Your objective> Format the items below as a numbered list, from the first line through the line containing "signal-icon [436, 24, 458, 40]", both ends included, omitting any blank lines.

━━ Given information ━━

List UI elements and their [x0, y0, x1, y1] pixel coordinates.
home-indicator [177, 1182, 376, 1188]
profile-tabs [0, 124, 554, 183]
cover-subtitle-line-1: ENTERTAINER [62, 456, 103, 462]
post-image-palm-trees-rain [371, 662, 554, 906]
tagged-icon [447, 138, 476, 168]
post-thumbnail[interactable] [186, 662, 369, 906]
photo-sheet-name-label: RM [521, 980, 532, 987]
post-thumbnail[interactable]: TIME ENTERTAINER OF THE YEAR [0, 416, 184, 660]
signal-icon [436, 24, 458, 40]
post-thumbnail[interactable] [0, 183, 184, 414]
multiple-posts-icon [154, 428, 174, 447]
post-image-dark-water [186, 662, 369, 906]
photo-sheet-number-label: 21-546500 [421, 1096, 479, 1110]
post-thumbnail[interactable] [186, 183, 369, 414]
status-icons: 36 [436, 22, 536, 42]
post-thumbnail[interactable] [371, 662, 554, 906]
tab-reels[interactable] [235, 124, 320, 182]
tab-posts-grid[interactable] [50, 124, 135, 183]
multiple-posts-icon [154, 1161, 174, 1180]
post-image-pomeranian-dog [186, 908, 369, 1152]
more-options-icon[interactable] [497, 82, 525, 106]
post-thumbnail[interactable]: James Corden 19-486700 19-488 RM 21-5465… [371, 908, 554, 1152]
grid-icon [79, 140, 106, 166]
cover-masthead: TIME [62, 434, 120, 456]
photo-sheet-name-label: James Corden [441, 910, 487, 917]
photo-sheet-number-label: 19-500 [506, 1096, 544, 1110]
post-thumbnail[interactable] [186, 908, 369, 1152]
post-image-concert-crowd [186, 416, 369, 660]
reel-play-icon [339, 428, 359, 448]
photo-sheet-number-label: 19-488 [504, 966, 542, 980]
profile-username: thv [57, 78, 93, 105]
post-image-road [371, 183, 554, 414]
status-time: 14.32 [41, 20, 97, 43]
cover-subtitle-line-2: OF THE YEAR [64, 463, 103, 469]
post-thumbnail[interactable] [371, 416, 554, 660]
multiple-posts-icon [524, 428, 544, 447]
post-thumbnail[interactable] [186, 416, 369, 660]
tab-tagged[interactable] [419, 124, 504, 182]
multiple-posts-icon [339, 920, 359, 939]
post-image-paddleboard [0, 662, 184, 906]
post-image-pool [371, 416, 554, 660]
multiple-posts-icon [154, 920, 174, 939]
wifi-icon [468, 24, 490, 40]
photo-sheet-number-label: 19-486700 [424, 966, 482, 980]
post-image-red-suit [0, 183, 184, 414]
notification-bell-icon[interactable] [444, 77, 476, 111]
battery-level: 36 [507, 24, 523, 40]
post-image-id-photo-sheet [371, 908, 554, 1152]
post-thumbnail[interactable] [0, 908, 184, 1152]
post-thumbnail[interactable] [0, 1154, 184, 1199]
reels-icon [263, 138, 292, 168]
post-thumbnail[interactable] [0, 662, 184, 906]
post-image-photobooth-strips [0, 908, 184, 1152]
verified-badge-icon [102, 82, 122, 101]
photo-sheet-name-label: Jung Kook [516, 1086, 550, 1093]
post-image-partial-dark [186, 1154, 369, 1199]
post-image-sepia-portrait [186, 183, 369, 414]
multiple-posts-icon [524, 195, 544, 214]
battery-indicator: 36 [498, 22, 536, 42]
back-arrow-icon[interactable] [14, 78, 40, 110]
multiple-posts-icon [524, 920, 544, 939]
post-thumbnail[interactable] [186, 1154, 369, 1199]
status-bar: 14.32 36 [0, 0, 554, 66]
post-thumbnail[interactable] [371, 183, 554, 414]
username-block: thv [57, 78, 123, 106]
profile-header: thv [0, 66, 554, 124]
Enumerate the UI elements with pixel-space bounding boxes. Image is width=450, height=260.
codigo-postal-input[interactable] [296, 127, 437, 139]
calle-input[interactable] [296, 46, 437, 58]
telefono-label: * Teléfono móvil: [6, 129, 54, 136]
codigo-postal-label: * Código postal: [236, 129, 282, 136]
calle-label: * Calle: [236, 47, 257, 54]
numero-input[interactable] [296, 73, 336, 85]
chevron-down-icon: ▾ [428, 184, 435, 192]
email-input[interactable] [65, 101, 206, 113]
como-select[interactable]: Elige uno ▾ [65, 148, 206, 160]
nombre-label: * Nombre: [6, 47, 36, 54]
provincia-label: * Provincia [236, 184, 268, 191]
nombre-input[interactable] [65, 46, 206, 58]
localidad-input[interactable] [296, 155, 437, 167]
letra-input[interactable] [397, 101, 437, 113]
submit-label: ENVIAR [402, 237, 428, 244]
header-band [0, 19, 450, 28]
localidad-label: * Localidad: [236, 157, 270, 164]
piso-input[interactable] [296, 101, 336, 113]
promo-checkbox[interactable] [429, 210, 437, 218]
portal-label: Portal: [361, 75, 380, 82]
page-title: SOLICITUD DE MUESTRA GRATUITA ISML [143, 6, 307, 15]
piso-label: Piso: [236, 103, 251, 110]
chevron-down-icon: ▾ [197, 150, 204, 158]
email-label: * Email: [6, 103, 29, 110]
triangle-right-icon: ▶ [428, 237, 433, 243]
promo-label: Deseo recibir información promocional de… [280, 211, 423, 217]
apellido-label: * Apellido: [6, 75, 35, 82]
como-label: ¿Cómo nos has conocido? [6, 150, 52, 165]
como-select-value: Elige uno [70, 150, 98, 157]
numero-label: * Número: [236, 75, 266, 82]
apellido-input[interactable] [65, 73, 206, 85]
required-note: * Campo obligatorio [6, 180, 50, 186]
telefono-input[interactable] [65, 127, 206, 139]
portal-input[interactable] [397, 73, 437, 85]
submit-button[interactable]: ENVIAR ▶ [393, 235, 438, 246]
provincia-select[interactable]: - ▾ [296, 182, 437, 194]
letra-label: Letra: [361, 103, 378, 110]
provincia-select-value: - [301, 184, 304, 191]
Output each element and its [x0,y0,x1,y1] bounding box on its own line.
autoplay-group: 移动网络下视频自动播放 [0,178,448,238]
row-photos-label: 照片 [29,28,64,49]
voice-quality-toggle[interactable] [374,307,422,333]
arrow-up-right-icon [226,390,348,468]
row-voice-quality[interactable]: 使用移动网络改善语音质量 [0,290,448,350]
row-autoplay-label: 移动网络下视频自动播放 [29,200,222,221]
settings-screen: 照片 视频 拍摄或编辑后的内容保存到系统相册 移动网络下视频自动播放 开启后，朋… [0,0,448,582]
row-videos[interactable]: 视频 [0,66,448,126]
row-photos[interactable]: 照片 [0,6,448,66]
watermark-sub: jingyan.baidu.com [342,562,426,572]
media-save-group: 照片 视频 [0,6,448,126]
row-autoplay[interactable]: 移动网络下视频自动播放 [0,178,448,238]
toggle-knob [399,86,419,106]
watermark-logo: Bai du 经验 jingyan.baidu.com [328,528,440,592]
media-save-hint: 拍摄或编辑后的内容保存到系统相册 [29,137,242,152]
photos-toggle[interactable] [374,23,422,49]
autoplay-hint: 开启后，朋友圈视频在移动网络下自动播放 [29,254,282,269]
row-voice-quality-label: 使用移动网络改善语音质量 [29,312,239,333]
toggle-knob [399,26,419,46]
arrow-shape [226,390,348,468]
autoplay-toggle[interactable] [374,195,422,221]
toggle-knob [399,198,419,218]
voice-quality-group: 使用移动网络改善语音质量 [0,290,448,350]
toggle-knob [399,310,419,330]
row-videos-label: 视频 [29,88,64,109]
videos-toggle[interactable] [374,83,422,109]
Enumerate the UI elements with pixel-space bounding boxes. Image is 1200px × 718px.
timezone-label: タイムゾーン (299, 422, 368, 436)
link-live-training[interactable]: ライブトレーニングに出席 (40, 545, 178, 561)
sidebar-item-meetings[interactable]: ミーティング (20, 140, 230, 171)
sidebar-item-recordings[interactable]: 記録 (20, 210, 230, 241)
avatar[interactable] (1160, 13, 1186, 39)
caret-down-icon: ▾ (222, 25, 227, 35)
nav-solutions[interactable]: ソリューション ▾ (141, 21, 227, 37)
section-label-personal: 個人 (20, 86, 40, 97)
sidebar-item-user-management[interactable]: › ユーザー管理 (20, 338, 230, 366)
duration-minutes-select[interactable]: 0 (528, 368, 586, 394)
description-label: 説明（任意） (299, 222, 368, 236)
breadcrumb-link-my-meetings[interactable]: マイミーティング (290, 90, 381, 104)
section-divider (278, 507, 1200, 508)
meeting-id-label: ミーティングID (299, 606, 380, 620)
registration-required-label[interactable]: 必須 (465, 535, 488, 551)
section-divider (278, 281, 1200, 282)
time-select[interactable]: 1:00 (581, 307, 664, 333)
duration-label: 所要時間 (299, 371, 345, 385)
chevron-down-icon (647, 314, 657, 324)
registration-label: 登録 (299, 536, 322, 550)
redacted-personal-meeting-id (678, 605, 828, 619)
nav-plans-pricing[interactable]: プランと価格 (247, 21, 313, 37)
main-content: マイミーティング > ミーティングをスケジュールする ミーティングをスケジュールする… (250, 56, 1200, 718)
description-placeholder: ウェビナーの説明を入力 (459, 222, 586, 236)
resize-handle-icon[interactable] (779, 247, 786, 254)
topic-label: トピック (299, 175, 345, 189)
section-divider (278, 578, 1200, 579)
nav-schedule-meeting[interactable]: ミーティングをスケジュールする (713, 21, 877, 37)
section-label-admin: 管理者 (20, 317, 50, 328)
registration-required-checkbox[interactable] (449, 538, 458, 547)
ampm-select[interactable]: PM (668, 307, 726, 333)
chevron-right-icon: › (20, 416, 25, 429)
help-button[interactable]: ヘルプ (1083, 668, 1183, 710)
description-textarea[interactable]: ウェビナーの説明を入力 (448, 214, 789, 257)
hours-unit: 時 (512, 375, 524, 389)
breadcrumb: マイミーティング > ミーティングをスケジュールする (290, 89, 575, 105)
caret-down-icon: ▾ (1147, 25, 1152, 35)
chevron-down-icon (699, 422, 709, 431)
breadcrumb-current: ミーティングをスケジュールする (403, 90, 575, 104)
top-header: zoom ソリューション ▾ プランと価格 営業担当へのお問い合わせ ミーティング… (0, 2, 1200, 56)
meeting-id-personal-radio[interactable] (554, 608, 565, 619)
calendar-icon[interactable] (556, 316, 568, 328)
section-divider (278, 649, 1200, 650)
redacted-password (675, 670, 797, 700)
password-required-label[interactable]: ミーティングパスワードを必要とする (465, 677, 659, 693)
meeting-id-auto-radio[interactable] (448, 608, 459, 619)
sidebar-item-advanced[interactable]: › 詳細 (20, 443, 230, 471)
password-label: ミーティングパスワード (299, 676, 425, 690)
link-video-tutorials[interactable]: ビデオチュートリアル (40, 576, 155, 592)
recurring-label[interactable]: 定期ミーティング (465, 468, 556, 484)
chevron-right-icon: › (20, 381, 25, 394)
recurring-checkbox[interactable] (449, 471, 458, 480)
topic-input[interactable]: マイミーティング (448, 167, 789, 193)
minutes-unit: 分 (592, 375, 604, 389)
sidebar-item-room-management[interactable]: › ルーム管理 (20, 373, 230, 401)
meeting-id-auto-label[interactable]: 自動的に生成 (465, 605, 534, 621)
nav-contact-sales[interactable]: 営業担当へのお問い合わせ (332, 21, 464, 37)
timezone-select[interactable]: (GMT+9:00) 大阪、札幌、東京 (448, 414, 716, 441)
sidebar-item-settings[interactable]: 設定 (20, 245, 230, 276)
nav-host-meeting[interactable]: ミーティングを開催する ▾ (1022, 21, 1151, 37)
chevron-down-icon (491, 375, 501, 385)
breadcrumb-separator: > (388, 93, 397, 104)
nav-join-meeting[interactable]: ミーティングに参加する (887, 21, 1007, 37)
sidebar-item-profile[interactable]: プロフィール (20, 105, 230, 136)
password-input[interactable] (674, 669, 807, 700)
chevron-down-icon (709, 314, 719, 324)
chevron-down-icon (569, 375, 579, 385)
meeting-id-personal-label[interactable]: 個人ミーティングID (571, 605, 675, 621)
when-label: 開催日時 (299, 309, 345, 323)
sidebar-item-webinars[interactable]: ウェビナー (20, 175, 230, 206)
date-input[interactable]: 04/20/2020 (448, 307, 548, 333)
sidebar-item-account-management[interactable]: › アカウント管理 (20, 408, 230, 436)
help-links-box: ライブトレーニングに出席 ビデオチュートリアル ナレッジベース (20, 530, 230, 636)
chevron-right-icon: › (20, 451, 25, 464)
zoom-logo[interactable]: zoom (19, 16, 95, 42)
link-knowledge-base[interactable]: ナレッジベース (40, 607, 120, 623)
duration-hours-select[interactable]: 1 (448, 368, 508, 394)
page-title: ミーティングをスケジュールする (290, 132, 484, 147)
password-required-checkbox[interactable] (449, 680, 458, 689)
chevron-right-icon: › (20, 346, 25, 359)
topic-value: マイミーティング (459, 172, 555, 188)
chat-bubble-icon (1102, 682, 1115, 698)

━━━

Task output>
1. List UI elements and their [x0, y0, x1, y1] pixel coordinates.
2. home-indicator [177, 1182, 376, 1188]
3. profile-tabs [0, 124, 554, 183]
4. cover-subtitle-line-1: ENTERTAINER [62, 456, 103, 462]
5. post-image-palm-trees-rain [371, 662, 554, 906]
6. tagged-icon [447, 138, 476, 168]
7. post-thumbnail[interactable] [186, 662, 369, 906]
8. photo-sheet-name-label: RM [521, 980, 532, 987]
9. post-thumbnail[interactable]: TIME ENTERTAINER OF THE YEAR [0, 416, 184, 660]
10. signal-icon [436, 24, 458, 40]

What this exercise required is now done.